**DATASET EXTRACT**

╭──

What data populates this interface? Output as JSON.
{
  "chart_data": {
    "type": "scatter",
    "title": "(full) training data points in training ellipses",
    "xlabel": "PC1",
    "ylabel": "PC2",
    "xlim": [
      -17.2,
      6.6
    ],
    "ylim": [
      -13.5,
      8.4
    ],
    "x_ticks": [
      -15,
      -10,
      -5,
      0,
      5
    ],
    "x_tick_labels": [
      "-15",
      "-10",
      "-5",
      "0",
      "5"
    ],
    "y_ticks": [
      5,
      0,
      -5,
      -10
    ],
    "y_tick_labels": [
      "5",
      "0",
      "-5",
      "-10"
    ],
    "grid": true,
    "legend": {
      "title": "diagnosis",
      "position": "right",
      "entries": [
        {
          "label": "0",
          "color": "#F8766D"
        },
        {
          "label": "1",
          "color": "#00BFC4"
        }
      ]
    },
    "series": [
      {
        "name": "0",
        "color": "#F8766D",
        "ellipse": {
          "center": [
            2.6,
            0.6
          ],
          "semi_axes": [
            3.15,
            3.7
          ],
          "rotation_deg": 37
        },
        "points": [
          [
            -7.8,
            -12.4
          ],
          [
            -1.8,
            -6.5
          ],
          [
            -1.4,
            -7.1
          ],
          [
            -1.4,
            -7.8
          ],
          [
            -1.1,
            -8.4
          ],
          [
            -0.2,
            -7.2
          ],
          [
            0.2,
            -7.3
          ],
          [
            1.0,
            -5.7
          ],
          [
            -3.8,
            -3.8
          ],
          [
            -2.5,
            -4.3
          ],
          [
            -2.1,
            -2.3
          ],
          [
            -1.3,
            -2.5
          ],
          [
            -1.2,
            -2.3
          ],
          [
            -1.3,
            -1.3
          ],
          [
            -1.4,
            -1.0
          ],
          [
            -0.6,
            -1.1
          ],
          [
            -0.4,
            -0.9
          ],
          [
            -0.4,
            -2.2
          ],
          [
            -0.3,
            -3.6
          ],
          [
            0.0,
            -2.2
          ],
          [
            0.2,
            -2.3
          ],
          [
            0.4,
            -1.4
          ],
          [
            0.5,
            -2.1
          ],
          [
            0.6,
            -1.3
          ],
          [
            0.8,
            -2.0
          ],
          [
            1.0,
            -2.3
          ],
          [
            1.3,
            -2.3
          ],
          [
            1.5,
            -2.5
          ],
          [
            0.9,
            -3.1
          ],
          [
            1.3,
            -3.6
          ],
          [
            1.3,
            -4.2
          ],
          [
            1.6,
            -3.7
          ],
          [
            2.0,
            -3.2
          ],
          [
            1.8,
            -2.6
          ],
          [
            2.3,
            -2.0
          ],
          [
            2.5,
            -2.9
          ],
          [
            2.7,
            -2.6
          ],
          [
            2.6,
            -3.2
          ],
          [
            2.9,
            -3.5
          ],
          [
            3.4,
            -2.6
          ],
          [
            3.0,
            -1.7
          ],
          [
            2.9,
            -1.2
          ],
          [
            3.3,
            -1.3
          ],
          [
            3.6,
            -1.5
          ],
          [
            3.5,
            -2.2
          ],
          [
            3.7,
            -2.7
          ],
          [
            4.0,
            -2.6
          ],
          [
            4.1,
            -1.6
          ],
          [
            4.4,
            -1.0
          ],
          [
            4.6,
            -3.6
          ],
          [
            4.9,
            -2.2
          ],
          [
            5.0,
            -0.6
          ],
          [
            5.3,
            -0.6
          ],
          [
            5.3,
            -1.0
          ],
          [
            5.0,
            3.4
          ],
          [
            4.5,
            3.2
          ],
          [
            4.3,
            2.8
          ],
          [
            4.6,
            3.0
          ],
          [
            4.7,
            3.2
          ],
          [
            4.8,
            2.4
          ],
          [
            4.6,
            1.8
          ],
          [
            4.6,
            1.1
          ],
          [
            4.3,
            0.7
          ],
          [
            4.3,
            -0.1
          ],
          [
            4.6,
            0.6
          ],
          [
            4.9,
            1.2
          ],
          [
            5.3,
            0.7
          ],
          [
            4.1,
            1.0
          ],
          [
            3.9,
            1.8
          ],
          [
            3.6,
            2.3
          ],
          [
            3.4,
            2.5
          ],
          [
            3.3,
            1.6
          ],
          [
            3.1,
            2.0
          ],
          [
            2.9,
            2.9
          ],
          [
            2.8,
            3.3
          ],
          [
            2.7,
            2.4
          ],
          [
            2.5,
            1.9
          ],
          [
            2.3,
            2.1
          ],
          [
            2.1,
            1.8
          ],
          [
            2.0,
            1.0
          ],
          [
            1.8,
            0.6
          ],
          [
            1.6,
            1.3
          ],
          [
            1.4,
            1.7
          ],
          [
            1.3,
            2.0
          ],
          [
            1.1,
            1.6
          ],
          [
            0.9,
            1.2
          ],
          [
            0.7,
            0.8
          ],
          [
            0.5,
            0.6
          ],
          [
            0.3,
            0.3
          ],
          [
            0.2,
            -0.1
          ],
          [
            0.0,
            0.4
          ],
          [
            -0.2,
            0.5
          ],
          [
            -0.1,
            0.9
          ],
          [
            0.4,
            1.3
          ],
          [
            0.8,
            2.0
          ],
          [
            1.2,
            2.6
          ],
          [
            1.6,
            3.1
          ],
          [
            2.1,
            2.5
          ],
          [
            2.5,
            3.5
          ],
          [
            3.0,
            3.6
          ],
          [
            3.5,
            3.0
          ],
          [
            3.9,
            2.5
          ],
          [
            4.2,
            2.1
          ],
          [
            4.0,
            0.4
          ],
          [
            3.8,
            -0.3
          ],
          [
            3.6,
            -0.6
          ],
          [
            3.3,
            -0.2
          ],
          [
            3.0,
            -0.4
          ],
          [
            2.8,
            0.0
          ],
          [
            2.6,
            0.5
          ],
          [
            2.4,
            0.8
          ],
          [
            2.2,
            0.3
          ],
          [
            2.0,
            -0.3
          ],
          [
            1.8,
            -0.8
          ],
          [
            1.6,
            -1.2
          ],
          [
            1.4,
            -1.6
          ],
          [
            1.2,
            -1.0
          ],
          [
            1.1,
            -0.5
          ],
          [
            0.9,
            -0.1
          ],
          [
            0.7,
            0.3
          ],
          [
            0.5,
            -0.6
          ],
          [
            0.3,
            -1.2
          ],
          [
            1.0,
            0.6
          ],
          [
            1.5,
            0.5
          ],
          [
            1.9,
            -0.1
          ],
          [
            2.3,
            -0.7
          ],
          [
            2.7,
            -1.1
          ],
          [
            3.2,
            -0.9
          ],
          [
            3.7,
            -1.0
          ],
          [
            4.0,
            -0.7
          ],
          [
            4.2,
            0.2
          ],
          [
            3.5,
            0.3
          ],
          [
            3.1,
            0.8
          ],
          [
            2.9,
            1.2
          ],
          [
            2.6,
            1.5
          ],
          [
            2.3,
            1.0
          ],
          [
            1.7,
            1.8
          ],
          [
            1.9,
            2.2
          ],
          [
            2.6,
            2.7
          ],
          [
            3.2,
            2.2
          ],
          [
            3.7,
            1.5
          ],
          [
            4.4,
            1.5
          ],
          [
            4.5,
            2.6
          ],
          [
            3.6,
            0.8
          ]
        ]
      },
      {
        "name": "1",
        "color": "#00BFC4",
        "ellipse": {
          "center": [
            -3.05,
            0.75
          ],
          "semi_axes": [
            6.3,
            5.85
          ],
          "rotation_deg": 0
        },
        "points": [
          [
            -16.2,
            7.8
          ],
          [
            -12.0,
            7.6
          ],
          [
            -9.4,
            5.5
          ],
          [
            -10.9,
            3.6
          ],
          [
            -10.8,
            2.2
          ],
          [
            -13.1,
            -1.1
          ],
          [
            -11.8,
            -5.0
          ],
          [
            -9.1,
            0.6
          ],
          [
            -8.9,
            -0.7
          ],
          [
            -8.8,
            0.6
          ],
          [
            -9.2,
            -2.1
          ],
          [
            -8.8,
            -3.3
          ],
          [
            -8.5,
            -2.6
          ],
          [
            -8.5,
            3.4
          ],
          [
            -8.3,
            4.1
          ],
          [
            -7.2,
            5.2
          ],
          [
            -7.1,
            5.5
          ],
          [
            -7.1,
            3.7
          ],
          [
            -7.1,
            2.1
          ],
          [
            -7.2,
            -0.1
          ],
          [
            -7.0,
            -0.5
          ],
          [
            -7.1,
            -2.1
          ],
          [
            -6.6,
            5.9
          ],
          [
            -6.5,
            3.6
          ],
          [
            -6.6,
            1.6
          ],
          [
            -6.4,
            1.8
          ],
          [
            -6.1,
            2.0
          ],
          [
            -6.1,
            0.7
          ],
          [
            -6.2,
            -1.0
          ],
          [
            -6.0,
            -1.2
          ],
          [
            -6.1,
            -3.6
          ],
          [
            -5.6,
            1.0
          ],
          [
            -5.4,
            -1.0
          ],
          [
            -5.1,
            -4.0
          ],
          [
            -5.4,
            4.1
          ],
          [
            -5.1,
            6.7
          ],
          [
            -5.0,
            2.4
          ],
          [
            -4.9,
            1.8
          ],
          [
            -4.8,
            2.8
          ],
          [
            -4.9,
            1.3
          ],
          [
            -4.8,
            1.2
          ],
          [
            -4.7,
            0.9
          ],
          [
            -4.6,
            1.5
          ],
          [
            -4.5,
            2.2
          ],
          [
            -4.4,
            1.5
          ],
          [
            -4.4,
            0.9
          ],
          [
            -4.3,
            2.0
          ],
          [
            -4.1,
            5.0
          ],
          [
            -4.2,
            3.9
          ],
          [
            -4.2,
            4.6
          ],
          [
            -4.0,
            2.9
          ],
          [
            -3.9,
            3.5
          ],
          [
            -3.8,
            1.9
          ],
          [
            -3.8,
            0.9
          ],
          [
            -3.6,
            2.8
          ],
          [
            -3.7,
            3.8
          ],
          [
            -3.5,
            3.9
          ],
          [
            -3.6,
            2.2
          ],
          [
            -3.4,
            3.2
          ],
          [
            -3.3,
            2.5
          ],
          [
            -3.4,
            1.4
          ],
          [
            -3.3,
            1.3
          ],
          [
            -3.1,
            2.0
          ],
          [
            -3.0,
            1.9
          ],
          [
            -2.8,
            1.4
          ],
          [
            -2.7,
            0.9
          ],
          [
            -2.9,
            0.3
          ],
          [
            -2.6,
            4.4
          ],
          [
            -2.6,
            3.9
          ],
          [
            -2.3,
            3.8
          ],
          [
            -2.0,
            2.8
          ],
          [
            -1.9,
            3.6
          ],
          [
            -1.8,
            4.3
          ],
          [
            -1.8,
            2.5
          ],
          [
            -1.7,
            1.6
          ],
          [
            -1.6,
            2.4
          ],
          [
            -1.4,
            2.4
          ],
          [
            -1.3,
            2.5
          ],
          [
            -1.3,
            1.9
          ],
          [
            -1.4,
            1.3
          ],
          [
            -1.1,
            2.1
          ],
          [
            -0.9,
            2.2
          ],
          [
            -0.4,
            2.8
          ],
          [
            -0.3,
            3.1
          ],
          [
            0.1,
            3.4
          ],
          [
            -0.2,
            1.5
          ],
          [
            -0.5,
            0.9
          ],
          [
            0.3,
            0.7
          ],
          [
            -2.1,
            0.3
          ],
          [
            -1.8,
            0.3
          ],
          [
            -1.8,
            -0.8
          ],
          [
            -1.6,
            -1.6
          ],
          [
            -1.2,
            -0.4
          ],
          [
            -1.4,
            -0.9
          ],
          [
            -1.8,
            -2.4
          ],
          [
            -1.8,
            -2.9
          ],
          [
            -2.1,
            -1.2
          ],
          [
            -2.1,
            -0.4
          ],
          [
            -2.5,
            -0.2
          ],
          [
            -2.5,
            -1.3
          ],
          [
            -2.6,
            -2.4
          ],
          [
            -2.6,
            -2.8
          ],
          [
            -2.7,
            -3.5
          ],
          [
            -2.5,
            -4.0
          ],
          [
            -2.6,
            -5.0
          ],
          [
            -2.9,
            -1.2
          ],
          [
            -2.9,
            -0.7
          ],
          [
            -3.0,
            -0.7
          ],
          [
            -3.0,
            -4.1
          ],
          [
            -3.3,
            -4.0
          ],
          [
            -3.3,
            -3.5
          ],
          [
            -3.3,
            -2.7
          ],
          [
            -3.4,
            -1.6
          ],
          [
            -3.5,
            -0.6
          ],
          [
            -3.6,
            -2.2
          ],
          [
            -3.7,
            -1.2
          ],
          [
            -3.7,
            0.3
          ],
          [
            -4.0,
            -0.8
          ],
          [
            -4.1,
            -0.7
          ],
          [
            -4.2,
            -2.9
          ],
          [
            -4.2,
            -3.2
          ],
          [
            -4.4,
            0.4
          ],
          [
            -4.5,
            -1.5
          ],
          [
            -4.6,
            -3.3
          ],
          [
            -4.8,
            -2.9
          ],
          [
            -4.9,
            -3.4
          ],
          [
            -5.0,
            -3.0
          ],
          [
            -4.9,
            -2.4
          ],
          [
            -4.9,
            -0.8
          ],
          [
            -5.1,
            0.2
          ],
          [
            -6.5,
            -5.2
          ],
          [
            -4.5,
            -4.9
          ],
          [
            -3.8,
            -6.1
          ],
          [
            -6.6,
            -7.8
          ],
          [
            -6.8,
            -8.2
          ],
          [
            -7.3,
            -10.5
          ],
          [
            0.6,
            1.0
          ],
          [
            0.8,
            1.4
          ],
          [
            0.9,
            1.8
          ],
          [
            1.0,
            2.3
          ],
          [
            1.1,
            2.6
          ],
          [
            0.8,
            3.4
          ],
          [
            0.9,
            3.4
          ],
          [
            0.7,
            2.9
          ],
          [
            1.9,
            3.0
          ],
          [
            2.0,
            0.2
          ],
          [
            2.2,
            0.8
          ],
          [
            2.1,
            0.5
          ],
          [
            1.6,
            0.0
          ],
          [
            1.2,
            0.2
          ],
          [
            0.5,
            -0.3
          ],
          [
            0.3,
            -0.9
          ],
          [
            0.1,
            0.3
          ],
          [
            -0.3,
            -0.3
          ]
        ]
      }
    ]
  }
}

╰──

Count each line where the string "color" occurs, and write only the number.

4